Set down the line that contains "Convert this document image to plain text." and every line after it to the end of the entries, exactly as they stand and nothing more.

--- Start Recorded information ---

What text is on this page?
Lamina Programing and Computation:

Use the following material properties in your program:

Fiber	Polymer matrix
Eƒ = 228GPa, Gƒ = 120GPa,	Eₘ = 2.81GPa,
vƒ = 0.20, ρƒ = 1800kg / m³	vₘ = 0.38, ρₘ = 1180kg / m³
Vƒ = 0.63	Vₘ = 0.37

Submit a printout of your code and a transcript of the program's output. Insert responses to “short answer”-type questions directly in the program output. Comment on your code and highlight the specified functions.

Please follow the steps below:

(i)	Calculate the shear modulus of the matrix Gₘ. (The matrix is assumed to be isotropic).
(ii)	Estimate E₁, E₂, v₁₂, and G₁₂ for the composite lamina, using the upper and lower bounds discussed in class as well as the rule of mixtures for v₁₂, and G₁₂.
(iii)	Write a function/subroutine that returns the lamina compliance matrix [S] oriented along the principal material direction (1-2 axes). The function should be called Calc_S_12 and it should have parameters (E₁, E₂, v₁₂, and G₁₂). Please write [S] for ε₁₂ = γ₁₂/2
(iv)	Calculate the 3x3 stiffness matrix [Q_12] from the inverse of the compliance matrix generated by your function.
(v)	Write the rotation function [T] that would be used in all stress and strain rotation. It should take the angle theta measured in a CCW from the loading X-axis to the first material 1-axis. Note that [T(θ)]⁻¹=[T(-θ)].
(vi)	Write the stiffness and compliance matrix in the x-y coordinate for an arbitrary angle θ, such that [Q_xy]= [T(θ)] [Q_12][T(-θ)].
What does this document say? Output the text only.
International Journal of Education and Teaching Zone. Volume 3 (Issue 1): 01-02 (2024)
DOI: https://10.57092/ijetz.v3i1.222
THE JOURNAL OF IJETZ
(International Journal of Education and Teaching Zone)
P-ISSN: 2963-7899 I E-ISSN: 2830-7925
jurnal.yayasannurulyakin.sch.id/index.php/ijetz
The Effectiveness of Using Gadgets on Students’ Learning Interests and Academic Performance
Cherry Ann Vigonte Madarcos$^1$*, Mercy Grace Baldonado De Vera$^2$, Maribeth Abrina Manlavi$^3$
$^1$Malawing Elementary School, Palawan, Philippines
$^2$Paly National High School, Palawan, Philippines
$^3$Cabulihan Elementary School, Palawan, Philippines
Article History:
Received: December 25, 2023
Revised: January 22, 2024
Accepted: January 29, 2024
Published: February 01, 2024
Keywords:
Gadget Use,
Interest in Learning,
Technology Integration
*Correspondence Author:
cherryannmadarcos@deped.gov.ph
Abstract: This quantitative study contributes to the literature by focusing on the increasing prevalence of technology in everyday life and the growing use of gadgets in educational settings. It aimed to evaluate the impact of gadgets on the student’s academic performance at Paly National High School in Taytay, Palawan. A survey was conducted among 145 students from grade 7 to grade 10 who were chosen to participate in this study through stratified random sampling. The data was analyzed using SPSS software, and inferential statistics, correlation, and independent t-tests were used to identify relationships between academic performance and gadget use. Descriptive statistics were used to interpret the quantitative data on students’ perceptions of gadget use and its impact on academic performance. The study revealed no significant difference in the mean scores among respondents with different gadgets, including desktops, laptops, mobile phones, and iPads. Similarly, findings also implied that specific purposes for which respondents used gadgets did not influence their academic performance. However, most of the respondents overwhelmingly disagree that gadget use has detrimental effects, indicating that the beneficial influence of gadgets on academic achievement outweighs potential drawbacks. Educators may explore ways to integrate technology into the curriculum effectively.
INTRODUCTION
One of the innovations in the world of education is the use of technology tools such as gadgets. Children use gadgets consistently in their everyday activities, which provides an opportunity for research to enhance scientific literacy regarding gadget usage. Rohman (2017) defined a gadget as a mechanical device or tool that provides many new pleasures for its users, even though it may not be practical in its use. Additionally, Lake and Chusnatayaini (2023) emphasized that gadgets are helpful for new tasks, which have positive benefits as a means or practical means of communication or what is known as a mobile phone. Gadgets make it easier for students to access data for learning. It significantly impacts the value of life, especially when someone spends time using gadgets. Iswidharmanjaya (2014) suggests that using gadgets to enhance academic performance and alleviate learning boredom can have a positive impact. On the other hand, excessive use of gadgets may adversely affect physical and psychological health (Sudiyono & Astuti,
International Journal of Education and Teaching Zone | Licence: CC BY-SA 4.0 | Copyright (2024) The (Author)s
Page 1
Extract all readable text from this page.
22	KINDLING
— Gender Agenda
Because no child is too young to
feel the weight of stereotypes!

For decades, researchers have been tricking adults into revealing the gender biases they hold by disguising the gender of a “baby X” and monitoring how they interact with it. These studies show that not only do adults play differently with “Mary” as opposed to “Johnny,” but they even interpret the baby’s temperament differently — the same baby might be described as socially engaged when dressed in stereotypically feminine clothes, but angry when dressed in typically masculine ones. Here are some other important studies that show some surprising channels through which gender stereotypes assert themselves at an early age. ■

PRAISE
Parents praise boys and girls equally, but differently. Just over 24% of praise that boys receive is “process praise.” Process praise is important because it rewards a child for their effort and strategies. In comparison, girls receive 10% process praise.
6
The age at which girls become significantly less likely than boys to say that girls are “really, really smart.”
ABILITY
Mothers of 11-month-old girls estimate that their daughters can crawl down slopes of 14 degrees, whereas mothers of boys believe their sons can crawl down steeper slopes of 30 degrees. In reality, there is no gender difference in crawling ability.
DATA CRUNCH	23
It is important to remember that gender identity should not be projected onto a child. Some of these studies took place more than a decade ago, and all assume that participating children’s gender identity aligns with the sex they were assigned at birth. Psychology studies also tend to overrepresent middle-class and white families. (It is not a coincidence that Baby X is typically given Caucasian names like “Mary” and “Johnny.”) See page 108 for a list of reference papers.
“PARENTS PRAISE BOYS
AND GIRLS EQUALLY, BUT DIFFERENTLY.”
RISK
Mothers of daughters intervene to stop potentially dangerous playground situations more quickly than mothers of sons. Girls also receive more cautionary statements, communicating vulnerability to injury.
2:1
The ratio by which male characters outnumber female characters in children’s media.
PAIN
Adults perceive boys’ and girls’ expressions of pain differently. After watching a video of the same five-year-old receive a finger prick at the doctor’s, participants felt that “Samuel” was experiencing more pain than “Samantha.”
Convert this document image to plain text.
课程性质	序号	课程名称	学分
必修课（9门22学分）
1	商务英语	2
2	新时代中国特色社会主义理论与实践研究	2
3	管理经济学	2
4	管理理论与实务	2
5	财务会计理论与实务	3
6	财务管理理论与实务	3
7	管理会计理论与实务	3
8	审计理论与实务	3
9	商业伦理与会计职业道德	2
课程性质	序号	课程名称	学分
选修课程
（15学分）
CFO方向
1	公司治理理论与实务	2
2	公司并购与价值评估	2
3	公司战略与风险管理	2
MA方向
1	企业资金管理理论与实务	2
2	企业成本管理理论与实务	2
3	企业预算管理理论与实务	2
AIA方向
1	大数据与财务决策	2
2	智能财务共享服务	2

--- End Recorded information ---

Exercise answer.
Convert this document image to plain text.
课程性质	序号	课程名称	学分
必修课（9门22学分）
1	商务英语	2
2	新时代中国特色社会主义理论与实践研究	2
3	管理经济学	2
4	管理理论与实务	2
5	财务会计理论与实务	3
6	财务管理理论与实务	3
7	管理会计理论与实务	3
8	审计理论与实务	3
9	商业伦理与会计职业道德	2
课程性质	序号	课程名称	学分
选修课程
（15学分）
CFO方向
1	公司治理理论与实务	2
2	公司并购与价值评估	2
3	公司战略与风险管理	2
MA方向
1	企业资金管理理论与实务	2
2	企业成本管理理论与实务	2
3	企业预算管理理论与实务	2
AIA方向
1	大数据与财务决策	2
2	智能财务共享服务	2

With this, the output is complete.